--- BEGIN RECORDS SHOWN ---

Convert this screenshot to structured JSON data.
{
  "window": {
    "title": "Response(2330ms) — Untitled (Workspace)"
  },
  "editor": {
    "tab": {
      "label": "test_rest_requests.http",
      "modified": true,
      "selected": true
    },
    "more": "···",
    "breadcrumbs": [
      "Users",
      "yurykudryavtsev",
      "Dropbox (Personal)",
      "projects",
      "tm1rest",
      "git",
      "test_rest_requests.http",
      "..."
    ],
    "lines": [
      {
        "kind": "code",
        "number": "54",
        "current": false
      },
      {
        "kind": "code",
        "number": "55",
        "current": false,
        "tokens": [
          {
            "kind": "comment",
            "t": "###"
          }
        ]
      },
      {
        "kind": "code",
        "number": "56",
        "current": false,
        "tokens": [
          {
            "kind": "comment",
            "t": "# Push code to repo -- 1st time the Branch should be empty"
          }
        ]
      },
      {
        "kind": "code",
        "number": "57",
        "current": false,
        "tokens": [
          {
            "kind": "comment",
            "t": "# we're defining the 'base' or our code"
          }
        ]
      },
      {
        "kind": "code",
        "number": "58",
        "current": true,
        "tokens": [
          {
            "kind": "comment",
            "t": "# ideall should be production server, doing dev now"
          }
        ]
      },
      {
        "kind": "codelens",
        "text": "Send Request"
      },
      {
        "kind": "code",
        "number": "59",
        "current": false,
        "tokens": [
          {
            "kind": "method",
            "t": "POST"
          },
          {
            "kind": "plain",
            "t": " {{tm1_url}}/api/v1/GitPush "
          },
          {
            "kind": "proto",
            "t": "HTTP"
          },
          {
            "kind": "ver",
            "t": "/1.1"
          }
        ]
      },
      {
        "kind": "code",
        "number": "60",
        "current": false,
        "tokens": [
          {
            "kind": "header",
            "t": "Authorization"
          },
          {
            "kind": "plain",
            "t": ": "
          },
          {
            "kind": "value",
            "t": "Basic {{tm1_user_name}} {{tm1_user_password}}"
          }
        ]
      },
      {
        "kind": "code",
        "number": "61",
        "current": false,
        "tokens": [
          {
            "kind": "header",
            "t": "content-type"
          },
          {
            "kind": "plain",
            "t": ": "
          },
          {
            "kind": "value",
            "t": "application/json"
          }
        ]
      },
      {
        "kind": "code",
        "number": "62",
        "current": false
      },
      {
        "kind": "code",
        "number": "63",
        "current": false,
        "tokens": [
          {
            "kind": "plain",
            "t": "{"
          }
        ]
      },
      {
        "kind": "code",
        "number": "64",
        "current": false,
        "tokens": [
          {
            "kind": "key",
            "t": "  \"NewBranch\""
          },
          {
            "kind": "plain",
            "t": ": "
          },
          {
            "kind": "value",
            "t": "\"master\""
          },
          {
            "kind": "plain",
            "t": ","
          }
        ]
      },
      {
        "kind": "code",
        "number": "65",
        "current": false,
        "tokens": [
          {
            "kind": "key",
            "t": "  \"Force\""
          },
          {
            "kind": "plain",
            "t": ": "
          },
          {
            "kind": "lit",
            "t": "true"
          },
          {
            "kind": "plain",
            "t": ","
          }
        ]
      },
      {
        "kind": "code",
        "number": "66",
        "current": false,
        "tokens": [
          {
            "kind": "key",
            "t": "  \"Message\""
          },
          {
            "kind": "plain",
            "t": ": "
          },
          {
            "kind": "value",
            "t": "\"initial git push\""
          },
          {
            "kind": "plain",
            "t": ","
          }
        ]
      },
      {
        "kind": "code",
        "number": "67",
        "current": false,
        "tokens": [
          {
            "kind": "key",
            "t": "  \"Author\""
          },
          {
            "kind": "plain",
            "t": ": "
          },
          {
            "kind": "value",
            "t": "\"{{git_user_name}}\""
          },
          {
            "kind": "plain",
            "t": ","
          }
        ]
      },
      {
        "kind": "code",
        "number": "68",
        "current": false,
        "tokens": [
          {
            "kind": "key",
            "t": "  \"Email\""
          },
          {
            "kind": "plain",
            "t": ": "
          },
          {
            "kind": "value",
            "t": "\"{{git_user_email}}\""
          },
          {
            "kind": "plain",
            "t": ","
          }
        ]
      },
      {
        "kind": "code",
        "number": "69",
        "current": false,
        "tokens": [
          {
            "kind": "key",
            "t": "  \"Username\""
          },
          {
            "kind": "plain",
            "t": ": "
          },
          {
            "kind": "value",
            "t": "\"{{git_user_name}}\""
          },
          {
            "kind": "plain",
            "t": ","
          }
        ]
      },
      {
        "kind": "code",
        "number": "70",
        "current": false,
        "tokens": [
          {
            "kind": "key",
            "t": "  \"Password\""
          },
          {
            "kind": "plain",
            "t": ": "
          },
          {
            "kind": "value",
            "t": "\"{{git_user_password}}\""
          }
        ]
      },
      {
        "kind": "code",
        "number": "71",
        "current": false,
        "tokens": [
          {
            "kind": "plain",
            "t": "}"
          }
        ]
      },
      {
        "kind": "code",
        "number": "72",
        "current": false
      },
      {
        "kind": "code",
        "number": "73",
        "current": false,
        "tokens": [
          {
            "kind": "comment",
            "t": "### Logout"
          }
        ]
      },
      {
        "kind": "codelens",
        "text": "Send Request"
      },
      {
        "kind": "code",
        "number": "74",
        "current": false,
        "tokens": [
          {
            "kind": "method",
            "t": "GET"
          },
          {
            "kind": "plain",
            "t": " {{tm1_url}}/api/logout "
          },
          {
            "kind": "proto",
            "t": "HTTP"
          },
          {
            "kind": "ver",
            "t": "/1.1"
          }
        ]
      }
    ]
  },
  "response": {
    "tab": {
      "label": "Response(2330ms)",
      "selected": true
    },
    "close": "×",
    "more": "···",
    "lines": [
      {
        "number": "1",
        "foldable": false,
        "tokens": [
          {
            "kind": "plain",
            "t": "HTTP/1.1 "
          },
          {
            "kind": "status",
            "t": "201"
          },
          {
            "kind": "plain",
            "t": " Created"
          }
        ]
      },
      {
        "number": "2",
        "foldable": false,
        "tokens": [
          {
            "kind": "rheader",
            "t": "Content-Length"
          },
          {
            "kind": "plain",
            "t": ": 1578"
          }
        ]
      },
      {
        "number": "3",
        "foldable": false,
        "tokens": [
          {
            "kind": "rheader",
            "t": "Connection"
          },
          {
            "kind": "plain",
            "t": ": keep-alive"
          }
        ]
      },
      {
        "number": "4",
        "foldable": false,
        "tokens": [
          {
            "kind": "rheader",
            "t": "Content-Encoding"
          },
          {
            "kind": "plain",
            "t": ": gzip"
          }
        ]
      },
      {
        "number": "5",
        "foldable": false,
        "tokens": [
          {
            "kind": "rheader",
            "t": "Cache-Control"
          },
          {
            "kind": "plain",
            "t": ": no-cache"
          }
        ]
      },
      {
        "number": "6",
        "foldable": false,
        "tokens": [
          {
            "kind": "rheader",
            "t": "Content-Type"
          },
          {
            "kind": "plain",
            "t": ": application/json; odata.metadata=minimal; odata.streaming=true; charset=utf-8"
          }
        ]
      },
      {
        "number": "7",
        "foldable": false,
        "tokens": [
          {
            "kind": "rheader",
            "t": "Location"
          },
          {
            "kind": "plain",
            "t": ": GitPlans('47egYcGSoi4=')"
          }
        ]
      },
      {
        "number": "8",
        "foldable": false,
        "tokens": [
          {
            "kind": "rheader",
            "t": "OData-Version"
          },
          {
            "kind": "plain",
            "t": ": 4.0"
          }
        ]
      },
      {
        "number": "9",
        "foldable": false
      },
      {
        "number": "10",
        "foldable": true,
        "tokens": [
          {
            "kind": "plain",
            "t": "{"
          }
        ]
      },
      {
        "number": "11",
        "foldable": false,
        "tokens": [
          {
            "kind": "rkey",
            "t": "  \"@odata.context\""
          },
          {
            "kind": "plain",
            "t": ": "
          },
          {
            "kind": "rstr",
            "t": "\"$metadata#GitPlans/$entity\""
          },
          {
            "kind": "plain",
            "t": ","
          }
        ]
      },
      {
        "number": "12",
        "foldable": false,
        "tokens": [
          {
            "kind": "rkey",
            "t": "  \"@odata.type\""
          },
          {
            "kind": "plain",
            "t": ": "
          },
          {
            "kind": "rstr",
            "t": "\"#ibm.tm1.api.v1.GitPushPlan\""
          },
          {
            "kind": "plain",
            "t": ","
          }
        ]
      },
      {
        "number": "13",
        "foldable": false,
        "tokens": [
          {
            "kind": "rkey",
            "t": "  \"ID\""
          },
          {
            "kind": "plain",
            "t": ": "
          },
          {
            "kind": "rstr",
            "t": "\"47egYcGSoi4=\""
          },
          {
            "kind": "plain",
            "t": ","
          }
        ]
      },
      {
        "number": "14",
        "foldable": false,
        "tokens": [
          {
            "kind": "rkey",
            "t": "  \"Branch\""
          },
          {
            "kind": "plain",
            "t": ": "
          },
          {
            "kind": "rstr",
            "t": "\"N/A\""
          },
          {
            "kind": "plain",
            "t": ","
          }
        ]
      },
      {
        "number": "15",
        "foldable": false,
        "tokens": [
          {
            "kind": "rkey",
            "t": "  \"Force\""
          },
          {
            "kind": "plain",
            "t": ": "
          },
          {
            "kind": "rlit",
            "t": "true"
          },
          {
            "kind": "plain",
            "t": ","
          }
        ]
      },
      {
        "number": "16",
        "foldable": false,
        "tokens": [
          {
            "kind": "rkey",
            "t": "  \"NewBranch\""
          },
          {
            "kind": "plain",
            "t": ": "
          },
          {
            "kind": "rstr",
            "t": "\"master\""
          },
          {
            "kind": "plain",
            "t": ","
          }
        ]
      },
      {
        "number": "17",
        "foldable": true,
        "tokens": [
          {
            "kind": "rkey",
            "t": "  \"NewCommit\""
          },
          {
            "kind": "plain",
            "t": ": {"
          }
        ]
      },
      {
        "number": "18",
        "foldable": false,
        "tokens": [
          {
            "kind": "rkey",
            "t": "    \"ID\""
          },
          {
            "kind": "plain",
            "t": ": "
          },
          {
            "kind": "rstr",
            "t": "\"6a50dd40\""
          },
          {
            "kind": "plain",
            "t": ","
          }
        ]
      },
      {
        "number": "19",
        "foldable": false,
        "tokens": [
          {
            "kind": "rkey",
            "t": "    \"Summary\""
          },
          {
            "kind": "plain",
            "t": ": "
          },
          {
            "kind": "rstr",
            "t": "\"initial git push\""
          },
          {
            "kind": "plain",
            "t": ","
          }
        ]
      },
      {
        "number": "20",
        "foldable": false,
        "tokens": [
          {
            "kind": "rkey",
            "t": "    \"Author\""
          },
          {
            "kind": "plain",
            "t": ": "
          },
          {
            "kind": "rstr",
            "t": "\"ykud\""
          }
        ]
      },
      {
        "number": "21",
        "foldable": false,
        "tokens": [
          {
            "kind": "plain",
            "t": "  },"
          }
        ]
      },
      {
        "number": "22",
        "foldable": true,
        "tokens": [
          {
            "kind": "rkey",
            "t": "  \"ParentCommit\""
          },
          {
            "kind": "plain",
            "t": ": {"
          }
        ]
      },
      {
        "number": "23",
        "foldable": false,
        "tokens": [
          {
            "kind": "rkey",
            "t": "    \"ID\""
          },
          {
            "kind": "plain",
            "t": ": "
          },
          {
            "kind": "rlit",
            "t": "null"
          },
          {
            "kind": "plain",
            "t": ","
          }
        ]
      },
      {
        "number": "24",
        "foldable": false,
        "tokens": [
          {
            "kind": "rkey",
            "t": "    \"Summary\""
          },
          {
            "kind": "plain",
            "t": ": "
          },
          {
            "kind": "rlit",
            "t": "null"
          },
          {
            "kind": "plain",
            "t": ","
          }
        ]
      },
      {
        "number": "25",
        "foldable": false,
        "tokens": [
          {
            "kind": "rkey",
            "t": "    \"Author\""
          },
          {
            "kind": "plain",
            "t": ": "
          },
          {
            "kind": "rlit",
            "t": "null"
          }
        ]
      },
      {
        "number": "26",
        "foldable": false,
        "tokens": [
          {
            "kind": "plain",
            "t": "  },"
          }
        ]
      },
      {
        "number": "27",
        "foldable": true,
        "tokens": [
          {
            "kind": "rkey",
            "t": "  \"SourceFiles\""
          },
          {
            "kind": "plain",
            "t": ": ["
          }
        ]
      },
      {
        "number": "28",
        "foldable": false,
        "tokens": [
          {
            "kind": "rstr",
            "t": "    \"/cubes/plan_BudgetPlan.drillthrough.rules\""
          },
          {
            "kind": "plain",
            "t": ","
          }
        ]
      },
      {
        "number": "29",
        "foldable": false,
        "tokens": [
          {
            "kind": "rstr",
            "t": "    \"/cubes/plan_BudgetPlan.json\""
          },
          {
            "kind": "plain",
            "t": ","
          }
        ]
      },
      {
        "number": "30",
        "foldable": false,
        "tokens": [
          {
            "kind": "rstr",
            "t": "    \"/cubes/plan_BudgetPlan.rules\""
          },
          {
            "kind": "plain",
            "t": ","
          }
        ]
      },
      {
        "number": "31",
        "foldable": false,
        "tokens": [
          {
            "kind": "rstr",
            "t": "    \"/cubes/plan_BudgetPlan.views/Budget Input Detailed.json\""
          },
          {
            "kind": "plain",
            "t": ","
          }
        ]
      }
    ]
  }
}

--- END RECORDS SHOWN ---

** PROBLEM STATEMENT **
In the records above, locate each line with the word "cubes". Copy all such lines.

** COMPLETE RESPONSE **
            "t": "    \"/cubes/plan_BudgetPlan.drillthrough.rules\""
            "t": "    \"/cubes/plan_BudgetPlan.json\""
            "t": "    \"/cubes/plan_BudgetPlan.rules\""
            "t": "    \"/cubes/plan_BudgetPlan.views/Budget Input Detailed.json\""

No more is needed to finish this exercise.